(Data entries)
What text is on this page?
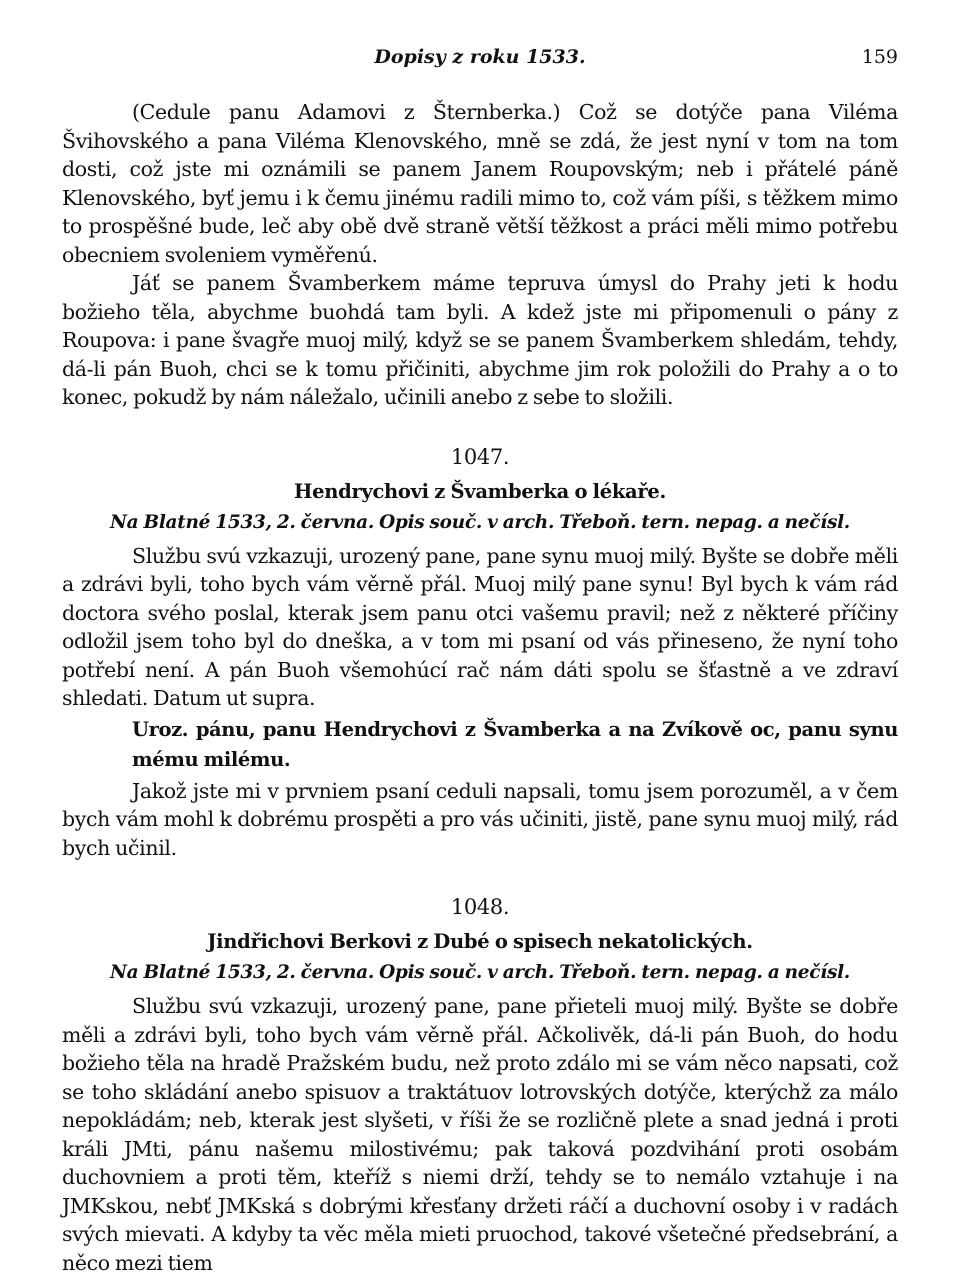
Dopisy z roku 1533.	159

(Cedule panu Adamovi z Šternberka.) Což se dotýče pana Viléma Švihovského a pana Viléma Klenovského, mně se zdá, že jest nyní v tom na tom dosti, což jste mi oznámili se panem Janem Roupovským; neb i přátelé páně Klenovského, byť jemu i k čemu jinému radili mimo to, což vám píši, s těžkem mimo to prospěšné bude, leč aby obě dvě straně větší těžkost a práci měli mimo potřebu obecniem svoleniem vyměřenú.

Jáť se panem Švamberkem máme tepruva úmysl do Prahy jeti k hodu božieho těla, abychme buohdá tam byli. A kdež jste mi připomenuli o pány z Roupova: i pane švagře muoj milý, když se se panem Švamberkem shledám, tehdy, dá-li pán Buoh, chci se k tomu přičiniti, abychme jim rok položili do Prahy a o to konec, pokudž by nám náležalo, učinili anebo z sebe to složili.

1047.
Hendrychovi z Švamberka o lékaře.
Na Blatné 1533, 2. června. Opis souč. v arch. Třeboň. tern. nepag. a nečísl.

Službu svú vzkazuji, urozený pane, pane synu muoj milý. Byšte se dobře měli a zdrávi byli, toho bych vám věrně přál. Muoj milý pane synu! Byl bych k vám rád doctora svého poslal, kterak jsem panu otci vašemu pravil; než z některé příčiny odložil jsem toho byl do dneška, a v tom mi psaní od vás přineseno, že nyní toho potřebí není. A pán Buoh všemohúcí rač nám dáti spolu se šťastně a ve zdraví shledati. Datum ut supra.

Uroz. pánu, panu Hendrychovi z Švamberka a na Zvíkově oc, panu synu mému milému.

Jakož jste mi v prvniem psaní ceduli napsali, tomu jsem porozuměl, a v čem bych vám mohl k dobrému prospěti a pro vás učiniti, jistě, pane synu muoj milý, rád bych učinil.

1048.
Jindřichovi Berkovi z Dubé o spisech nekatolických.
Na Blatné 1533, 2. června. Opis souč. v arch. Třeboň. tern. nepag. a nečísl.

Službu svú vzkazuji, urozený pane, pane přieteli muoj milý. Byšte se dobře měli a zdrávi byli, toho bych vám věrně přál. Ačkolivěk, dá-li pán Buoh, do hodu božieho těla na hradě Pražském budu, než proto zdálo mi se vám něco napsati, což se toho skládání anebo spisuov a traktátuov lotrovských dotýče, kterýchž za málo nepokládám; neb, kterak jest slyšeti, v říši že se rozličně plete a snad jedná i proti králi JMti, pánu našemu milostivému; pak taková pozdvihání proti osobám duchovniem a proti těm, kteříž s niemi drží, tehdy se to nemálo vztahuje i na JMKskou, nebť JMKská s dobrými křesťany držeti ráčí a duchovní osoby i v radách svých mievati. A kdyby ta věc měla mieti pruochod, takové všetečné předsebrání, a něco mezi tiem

**WHAT NEEDS TO BE DONE**
Work through the records line by line and tally those with the word "tomu". Report only the total.

**RESULT FOR THIS EXERCISE**
2